Problem to work on:
Write out every entry exactly as it appears.

Data shown:
· · · ·

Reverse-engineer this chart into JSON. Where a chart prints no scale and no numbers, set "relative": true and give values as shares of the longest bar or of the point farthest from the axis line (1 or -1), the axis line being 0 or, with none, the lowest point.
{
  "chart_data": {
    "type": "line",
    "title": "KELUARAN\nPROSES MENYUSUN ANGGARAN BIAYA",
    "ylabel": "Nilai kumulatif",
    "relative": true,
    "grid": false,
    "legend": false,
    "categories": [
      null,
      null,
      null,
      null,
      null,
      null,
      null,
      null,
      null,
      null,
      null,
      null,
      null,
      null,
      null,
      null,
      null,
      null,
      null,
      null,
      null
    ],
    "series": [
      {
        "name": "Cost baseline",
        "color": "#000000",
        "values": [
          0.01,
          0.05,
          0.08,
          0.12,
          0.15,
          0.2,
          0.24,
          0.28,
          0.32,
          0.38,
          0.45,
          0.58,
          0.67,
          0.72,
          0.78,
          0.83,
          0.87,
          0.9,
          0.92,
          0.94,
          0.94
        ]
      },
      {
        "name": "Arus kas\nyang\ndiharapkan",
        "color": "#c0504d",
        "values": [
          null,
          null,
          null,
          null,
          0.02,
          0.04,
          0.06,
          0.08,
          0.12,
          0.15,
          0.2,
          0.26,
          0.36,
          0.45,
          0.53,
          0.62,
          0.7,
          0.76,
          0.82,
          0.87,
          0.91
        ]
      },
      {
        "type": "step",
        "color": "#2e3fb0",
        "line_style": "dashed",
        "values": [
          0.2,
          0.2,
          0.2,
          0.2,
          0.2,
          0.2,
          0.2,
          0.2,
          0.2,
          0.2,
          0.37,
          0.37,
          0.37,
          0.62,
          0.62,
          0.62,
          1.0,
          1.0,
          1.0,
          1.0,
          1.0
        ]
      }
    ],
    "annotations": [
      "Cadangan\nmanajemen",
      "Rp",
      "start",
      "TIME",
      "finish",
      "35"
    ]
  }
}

· · · ·

Exercise output:
Reverse-engineer this chart into JSON. Where a chart prints no scale and no numbers, set "relative": true and give values as shares of the longest bar or of the point farthest from the axis line (1 or -1), the axis line being 0 or, with none, the lowest point.
{
  "chart_data": {
    "type": "line",
    "title": "KELUARAN\nPROSES MENYUSUN ANGGARAN BIAYA",
    "ylabel": "Nilai kumulatif",
    "relative": true,
    "grid": false,
    "legend": false,
    "categories": [
      null,
      null,
      null,
      null,
      null,
      null,
      null,
      null,
      null,
      null,
      null,
      null,
      null,
      null,
      null,
      null,
      null,
      null,
      null,
      null,
      null
    ],
    "series": [
      {
        "name": "Cost baseline",
        "color": "#000000",
        "values": [
          0.01,
          0.05,
          0.08,
          0.12,
          0.15,
          0.2,
          0.24,
          0.28,
          0.32,
          0.38,
          0.45,
          0.58,
          0.67,
          0.72,
          0.78,
          0.83,
          0.87,
          0.9,
          0.92,
          0.94,
          0.94
        ]
      },
      {
        "name": "Arus kas\nyang\ndiharapkan",
        "color": "#c0504d",
        "values": [
          null,
          null,
          null,
          null,
          0.02,
          0.04,
          0.06,
          0.08,
          0.12,
          0.15,
          0.2,
          0.26,
          0.36,
          0.45,
          0.53,
          0.62,
          0.7,
          0.76,
          0.82,
          0.87,
          0.91
        ]
      },
      {
        "type": "step",
        "color": "#2e3fb0",
        "line_style": "dashed",
        "values": [
          0.2,
          0.2,
          0.2,
          0.2,
          0.2,
          0.2,
          0.2,
          0.2,
          0.2,
          0.2,
          0.37,
          0.37,
          0.37,
          0.62,
          0.62,
          0.62,
          1.0,
          1.0,
          1.0,
          1.0,
          1.0
        ]
      }
    ],
    "annotations": [
      "Cadangan\nmanajemen",
      "Rp",
      "start",
      "TIME",
      "finish",
      "35"
    ]
  }
}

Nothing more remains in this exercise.